Problem to work on —
In the copy, include no pictures. Reproduce the rest of the entries exactly.

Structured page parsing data

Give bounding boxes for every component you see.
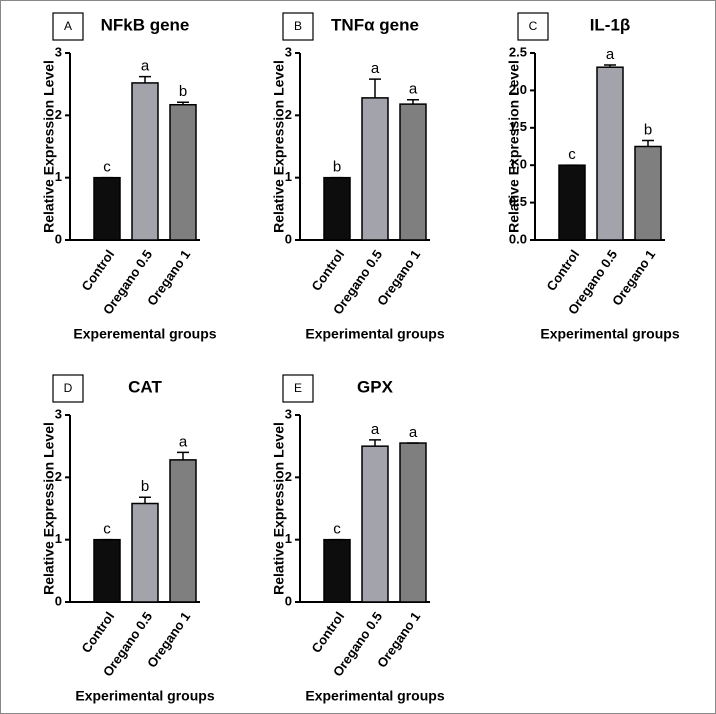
significance-letter: a — [179, 433, 188, 450]
bar — [93, 176, 121, 241]
significance-letter: c — [103, 159, 111, 176]
y-axis-label: Relative Expression Level — [506, 60, 522, 233]
significance-letter: a — [409, 81, 418, 98]
error-bar — [604, 64, 616, 68]
chart-title: NFkB gene — [101, 15, 190, 34]
y-tick-label: 2 — [55, 469, 62, 484]
y-tick-label: 0 — [55, 593, 62, 608]
error-bar — [642, 139, 654, 147]
significance-letter: b — [141, 478, 149, 495]
y-axis-label: Relative Expression Level — [41, 422, 57, 595]
y-tick-label: 3 — [55, 44, 62, 59]
significance-letter: c — [568, 146, 576, 163]
y-tick-label: 0 — [55, 231, 62, 246]
significance-letter: a — [371, 421, 380, 438]
panel-box — [282, 12, 314, 41]
bar — [399, 442, 427, 603]
y-tick-label: 2.0 — [509, 82, 527, 97]
y-tick-label: 1 — [55, 531, 62, 546]
x-axis-label: Experimental groups — [540, 326, 679, 342]
bar — [323, 538, 351, 603]
bar — [169, 103, 197, 241]
y-tick-label: 3 — [55, 406, 62, 421]
y-axis-label: Relative Expression Level — [271, 60, 287, 233]
y-tick-label: 3 — [285, 44, 292, 59]
bar — [93, 538, 121, 603]
y-tick-label: 0 — [285, 231, 292, 246]
panel-box — [52, 374, 84, 403]
y-tick-label: 1.5 — [509, 119, 527, 134]
error-bar — [139, 75, 151, 83]
significance-letter: a — [371, 60, 380, 77]
panel-label: E — [294, 381, 302, 395]
chart-title: IL-1β — [590, 15, 631, 34]
panel-label: C — [529, 19, 538, 33]
x-axis-label: Experimental groups — [305, 688, 444, 704]
y-axis-label: Relative Expression Level — [271, 422, 287, 595]
x-axis-label: Experimental groups — [305, 326, 444, 342]
significance-letter: c — [333, 521, 341, 538]
panel-box — [517, 12, 549, 41]
y-tick-label: 1 — [55, 169, 62, 184]
y-tick-label: 0.0 — [509, 231, 527, 246]
significance-letter: b — [333, 159, 341, 176]
panel-label: A — [64, 19, 72, 33]
y-tick-label: 0 — [285, 593, 292, 608]
error-bar — [407, 99, 419, 105]
y-tick-label: 1 — [285, 531, 292, 546]
bar — [399, 103, 427, 241]
significance-letter: b — [644, 121, 652, 138]
y-tick-label: 1.0 — [509, 157, 527, 172]
y-tick-label: 0.5 — [509, 194, 527, 209]
panel-label: D — [64, 381, 73, 395]
y-tick-label: 3 — [285, 406, 292, 421]
panel-box — [52, 12, 84, 41]
y-tick-label: 1 — [285, 169, 292, 184]
significance-letter: a — [141, 58, 150, 75]
chart-title: GPX — [357, 377, 394, 396]
significance-letter: c — [103, 521, 111, 538]
significance-letter: b — [179, 83, 187, 100]
significance-letter: a — [606, 46, 615, 63]
x-axis-label: Experemental groups — [73, 326, 216, 342]
bar — [596, 66, 624, 241]
y-tick-label: 2 — [55, 107, 62, 122]
error-bar — [369, 78, 381, 98]
x-axis-label: Experimental groups — [75, 688, 214, 704]
error-bar — [369, 439, 381, 447]
bar — [361, 97, 389, 241]
significance-letter: a — [409, 424, 418, 441]
bar — [361, 445, 389, 603]
bar — [169, 459, 197, 603]
chart-title: TNFα gene — [331, 15, 419, 34]
y-tick-label: 2 — [285, 107, 292, 122]
y-tick-label: 2 — [285, 469, 292, 484]
error-bar — [177, 451, 189, 460]
y-axis-label: Relative Expression Level — [41, 60, 57, 233]
panel-box — [282, 374, 314, 403]
error-bar — [177, 101, 189, 105]
bar — [634, 145, 662, 241]
panel-label: B — [294, 19, 302, 33]
bar — [558, 164, 586, 241]
chart-title: CAT — [128, 377, 162, 396]
error-bar — [139, 496, 151, 504]
y-tick-label: 2.5 — [509, 44, 527, 59]
bar — [131, 82, 159, 241]
bar — [323, 176, 351, 241]
bar — [131, 502, 159, 603]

Solution for this task —
Give bounding boxes for every component you see.
significance-letter: a — [179, 433, 188, 450]
bar — [93, 176, 121, 241]
significance-letter: c — [103, 159, 111, 176]
y-axis-label: Relative Expression Level — [506, 60, 522, 233]
significance-letter: a — [409, 81, 418, 98]
error-bar — [604, 64, 616, 68]
chart-title: NFkB gene — [101, 15, 190, 34]
y-tick-label: 2 — [55, 469, 62, 484]
y-tick-label: 0 — [55, 593, 62, 608]
error-bar — [642, 139, 654, 147]
significance-letter: b — [141, 478, 149, 495]
y-axis-label: Relative Expression Level — [41, 422, 57, 595]
y-tick-label: 3 — [55, 44, 62, 59]
significance-letter: c — [568, 146, 576, 163]
y-tick-label: 0 — [55, 231, 62, 246]
significance-letter: a — [371, 421, 380, 438]
panel-box — [282, 12, 314, 41]
bar — [399, 442, 427, 603]
y-tick-label: 2.0 — [509, 82, 527, 97]
y-tick-label: 1 — [55, 531, 62, 546]
x-axis-label: Experimental groups — [540, 326, 679, 342]
bar — [323, 538, 351, 603]
bar — [169, 103, 197, 241]
y-tick-label: 3 — [55, 406, 62, 421]
y-axis-label: Relative Expression Level — [271, 60, 287, 233]
y-tick-label: 3 — [285, 44, 292, 59]
bar — [93, 538, 121, 603]
y-tick-label: 0 — [285, 231, 292, 246]
panel-box — [52, 374, 84, 403]
y-tick-label: 1.5 — [509, 119, 527, 134]
error-bar — [139, 75, 151, 83]
significance-letter: a — [371, 60, 380, 77]
panel-label: E — [294, 381, 302, 395]
chart-title: IL-1β — [590, 15, 631, 34]
panel-label: C — [529, 19, 538, 33]
x-axis-label: Experimental groups — [305, 688, 444, 704]
y-axis-label: Relative Expression Level — [271, 422, 287, 595]
x-axis-label: Experimental groups — [305, 326, 444, 342]
significance-letter: c — [333, 521, 341, 538]
panel-box — [517, 12, 549, 41]
y-tick-label: 1 — [55, 169, 62, 184]
y-tick-label: 0.0 — [509, 231, 527, 246]
significance-letter: b — [333, 159, 341, 176]
panel-label: A — [64, 19, 72, 33]
y-tick-label: 0 — [285, 593, 292, 608]
error-bar — [407, 99, 419, 105]
y-tick-label: 1 — [285, 531, 292, 546]
bar — [399, 103, 427, 241]
significance-letter: b — [644, 121, 652, 138]
y-tick-label: 1.0 — [509, 157, 527, 172]
y-tick-label: 0.5 — [509, 194, 527, 209]
panel-label: D — [64, 381, 73, 395]
y-tick-label: 3 — [285, 406, 292, 421]
panel-box — [52, 12, 84, 41]
y-tick-label: 1 — [285, 169, 292, 184]
significance-letter: a — [141, 58, 150, 75]
chart-title: GPX — [357, 377, 394, 396]
significance-letter: c — [103, 521, 111, 538]
significance-letter: b — [179, 83, 187, 100]
significance-letter: a — [606, 46, 615, 63]
x-axis-label: Experemental groups — [73, 326, 216, 342]
bar — [596, 66, 624, 241]
y-tick-label: 2 — [55, 107, 62, 122]
error-bar — [369, 78, 381, 98]
x-axis-label: Experimental groups — [75, 688, 214, 704]
error-bar — [369, 439, 381, 447]
bar — [361, 97, 389, 241]
significance-letter: a — [409, 424, 418, 441]
bar — [361, 445, 389, 603]
bar — [169, 459, 197, 603]
chart-title: TNFα gene — [331, 15, 419, 34]
y-tick-label: 2 — [285, 107, 292, 122]
y-tick-label: 2 — [285, 469, 292, 484]
error-bar — [177, 451, 189, 460]
y-axis-label: Relative Expression Level — [41, 60, 57, 233]
panel-box — [282, 374, 314, 403]
error-bar — [177, 101, 189, 105]
bar — [634, 145, 662, 241]
panel-label: B — [294, 19, 302, 33]
bar — [558, 164, 586, 241]
chart-title: CAT — [128, 377, 162, 396]
error-bar — [139, 496, 151, 504]
y-tick-label: 2.5 — [509, 44, 527, 59]
bar — [131, 82, 159, 241]
bar — [323, 176, 351, 241]
bar — [131, 502, 159, 603]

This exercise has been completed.